▸ **Aim of the exercise**: Look through the records below and collect all lines that hold the string "Shipped".

Saved entries

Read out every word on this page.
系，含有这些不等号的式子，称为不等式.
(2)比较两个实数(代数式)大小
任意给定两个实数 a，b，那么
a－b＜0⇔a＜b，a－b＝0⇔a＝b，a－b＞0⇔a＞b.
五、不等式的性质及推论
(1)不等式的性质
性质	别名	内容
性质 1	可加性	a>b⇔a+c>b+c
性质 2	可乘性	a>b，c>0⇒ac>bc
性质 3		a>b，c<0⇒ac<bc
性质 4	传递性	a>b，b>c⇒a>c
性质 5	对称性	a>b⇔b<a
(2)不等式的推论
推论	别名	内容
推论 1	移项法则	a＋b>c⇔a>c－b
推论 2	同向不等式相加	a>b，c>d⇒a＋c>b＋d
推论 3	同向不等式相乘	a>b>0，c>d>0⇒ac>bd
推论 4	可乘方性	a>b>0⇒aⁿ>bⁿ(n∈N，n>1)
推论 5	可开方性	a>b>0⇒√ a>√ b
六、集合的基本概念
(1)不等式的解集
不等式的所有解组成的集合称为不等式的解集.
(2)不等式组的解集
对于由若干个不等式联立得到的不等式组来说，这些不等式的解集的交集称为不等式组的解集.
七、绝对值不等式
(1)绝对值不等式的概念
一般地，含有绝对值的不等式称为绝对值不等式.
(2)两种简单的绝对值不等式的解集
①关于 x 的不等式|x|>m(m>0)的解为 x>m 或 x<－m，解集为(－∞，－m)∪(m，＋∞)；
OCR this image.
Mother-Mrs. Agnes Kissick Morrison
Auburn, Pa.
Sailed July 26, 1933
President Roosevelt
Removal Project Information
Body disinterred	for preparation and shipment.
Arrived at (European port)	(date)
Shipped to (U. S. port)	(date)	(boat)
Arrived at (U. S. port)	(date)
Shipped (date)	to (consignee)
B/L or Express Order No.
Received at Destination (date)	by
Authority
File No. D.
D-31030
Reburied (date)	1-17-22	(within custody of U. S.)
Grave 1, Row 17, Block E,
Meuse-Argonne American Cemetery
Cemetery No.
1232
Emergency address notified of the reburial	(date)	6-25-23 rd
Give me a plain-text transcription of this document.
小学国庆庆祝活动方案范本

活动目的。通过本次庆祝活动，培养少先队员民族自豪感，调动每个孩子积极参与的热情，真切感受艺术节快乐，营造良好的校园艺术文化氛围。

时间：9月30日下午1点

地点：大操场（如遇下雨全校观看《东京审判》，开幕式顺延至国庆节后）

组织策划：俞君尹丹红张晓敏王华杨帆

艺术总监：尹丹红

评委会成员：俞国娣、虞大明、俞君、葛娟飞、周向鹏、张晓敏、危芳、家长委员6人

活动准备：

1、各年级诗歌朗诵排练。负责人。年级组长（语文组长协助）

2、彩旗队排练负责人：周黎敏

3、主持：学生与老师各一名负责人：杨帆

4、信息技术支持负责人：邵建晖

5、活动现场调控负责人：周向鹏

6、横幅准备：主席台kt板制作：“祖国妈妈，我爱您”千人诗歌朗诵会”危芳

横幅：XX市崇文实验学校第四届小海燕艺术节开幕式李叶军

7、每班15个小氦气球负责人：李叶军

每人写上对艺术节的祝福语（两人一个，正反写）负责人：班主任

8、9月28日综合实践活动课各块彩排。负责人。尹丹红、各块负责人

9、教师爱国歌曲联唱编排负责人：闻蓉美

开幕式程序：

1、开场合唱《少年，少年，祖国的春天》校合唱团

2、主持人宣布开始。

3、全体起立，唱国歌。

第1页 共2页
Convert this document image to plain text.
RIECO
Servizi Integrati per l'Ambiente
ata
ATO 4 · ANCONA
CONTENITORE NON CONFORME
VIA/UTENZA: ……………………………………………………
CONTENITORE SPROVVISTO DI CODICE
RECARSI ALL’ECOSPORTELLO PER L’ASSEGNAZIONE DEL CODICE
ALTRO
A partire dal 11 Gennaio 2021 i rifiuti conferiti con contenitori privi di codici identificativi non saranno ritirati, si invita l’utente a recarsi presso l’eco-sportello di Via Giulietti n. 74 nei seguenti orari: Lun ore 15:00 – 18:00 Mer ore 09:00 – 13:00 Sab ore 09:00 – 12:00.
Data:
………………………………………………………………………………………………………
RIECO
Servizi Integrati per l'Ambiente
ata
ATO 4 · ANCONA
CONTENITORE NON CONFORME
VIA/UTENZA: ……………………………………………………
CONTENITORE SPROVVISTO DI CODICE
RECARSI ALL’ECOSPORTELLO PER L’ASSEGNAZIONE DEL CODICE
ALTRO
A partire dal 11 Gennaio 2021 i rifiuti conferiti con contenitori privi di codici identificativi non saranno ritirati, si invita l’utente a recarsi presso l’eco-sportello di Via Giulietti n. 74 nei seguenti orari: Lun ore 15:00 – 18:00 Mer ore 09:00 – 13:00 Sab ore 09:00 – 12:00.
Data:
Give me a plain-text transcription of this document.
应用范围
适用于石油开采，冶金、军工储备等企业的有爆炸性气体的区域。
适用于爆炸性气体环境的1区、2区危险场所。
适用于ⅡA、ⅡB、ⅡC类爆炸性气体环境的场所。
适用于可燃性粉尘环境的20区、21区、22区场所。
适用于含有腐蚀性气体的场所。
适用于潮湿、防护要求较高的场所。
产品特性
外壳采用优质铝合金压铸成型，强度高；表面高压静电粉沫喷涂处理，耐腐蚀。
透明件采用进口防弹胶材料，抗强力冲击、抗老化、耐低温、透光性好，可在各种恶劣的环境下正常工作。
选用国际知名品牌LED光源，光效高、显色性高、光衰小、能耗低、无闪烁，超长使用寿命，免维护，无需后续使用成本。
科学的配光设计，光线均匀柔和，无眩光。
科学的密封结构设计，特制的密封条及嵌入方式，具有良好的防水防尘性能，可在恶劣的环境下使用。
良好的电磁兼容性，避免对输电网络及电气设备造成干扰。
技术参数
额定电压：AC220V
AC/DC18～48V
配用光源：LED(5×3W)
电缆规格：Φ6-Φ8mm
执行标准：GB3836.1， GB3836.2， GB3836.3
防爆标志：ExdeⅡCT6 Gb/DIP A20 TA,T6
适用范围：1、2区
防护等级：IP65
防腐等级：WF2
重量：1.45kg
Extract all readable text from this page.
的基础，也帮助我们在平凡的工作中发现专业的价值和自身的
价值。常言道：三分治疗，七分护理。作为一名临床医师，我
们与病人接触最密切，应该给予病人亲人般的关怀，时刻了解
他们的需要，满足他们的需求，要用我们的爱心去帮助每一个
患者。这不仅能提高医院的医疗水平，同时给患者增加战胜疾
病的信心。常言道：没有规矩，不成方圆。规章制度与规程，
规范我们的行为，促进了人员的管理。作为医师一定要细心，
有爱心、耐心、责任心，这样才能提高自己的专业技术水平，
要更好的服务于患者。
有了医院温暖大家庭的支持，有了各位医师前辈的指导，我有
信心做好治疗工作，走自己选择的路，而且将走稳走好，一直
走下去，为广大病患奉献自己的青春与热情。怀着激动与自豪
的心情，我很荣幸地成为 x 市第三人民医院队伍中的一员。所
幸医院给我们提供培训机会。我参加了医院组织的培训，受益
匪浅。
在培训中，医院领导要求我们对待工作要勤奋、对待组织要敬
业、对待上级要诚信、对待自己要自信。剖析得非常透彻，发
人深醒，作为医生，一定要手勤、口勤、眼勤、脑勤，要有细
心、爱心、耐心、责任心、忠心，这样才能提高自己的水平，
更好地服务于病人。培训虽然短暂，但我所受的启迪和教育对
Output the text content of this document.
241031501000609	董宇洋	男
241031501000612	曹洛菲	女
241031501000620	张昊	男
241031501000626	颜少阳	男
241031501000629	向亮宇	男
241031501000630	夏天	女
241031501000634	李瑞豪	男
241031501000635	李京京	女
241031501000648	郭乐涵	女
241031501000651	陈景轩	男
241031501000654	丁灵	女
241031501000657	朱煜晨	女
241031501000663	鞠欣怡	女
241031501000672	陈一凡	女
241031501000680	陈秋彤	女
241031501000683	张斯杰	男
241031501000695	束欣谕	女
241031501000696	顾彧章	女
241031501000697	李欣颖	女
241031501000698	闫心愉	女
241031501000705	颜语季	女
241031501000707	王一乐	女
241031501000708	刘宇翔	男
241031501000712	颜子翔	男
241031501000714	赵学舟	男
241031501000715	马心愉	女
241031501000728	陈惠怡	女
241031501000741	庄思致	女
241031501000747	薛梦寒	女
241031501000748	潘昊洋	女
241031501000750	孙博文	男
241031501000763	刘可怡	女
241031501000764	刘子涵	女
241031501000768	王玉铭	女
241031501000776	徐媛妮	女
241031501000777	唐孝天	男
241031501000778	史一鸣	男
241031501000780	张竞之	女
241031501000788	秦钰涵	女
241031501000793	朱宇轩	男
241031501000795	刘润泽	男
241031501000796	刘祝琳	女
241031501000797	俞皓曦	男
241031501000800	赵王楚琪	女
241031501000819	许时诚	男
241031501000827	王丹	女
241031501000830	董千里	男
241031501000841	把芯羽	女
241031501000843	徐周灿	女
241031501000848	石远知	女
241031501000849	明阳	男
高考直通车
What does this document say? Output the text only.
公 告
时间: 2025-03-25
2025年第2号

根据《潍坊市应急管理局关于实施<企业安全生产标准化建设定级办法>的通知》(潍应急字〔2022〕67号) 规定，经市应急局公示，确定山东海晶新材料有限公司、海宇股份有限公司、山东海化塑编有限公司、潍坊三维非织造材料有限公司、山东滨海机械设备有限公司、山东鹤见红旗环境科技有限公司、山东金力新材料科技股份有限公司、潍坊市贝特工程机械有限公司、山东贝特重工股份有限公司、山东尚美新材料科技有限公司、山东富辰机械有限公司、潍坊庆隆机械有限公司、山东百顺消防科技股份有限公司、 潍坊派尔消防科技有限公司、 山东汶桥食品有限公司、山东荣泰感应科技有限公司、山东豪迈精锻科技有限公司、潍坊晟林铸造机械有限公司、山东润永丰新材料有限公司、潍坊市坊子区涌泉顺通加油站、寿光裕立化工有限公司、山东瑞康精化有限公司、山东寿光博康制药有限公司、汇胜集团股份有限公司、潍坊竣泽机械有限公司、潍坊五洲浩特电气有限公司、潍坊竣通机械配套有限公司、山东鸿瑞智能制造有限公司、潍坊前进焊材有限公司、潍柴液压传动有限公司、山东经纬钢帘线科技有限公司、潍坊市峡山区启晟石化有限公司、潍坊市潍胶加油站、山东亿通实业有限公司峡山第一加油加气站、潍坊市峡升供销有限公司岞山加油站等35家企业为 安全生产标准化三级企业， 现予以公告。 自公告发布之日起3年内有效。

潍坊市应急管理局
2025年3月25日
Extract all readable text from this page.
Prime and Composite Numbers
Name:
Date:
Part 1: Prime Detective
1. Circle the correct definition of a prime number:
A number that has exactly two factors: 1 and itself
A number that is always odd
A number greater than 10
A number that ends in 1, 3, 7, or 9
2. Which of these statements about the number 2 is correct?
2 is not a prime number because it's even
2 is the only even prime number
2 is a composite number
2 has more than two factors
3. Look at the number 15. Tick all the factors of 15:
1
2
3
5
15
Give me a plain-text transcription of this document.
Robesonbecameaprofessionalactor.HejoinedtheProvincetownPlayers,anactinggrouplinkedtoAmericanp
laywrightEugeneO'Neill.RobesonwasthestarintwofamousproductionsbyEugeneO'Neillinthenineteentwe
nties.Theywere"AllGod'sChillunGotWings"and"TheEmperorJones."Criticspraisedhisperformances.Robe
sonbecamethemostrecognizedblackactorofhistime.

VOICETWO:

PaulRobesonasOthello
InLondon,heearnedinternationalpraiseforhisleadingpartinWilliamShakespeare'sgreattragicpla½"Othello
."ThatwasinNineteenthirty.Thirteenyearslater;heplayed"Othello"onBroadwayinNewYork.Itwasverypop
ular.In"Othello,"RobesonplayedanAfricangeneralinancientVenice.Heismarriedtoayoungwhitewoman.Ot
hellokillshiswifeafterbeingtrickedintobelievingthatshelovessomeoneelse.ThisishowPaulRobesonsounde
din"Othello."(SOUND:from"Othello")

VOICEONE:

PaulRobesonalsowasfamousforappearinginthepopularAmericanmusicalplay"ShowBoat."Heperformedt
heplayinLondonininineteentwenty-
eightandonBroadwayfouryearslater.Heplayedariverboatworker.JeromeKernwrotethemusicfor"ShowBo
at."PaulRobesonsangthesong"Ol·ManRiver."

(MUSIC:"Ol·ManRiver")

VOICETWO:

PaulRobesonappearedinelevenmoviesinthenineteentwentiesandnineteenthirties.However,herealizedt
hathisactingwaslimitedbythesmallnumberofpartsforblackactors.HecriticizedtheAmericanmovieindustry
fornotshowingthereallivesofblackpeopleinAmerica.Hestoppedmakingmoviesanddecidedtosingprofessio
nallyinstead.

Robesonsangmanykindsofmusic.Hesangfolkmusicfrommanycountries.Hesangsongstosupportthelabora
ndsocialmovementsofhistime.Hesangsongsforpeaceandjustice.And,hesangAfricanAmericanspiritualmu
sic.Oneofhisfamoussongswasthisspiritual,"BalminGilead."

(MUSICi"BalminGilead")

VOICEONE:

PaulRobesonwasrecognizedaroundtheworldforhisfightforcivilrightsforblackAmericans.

▸ **Result for this exercise**:
Shipped to (U. S. port)	(date)	(boat)
Shipped (date)	to (consignee)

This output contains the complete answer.